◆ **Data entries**

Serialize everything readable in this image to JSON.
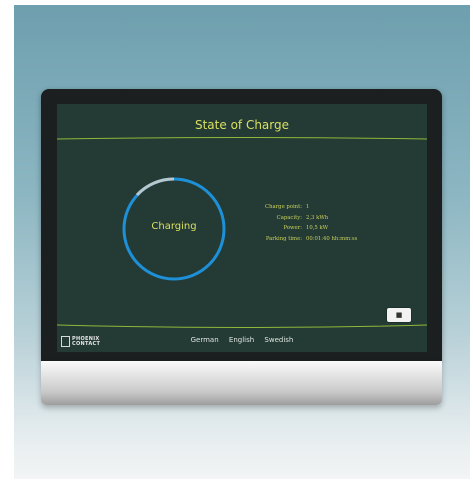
{
  "screen": {
    "title": "State of Charge",
    "ring_label": "Charging",
    "info": [
      {
        "key": "Charge point:",
        "value": "1"
      },
      {
        "key": "Capacity:",
        "value": "2,3 kWh"
      },
      {
        "key": "Power:",
        "value": "10,5 kW"
      },
      {
        "key": "Parking time:",
        "value": "00:01:40 hh:mm:ss"
      }
    ],
    "small_button_label": "■"
  },
  "footer": {
    "logo_line1": "PHOENIX",
    "logo_line2": "CONTACT",
    "languages": [
      "German",
      "English",
      "Swedish"
    ]
  },
  "colors": {
    "screen_bg": "#243a35",
    "accent_text": "#d8e060",
    "ring_blue": "#1e90d8",
    "divider_green": "#8fb83a"
  }
}
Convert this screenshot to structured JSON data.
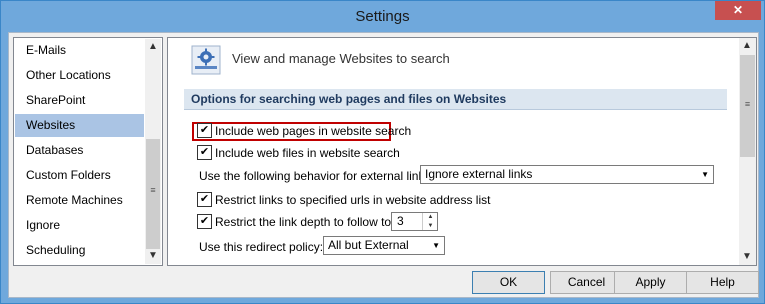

◆ **Exercise instructions**
Transcribe the records verbatim and omit the images.

◆ **Task output**
Serialize everything readable in this image to JSON.
{
  "screen": {
    "title": "State of Charge",
    "ring_label": "Charging",
    "info": [
      {
        "key": "Charge point:",
        "value": "1"
      },
      {
        "key": "Capacity:",
        "value": "2,3 kWh"
      },
      {
        "key": "Power:",
        "value": "10,5 kW"
      },
      {
        "key": "Parking time:",
        "value": "00:01:40 hh:mm:ss"
      }
    ],
    "small_button_label": "■"
  },
  "footer": {
    "logo_line1": "PHOENIX",
    "logo_line2": "CONTACT",
    "languages": [
      "German",
      "English",
      "Swedish"
    ]
  },
  "colors": {
    "screen_bg": "#243a35",
    "accent_text": "#d8e060",
    "ring_blue": "#1e90d8",
    "divider_green": "#8fb83a"
  }
}
Convert this screenshot to structured JSON data.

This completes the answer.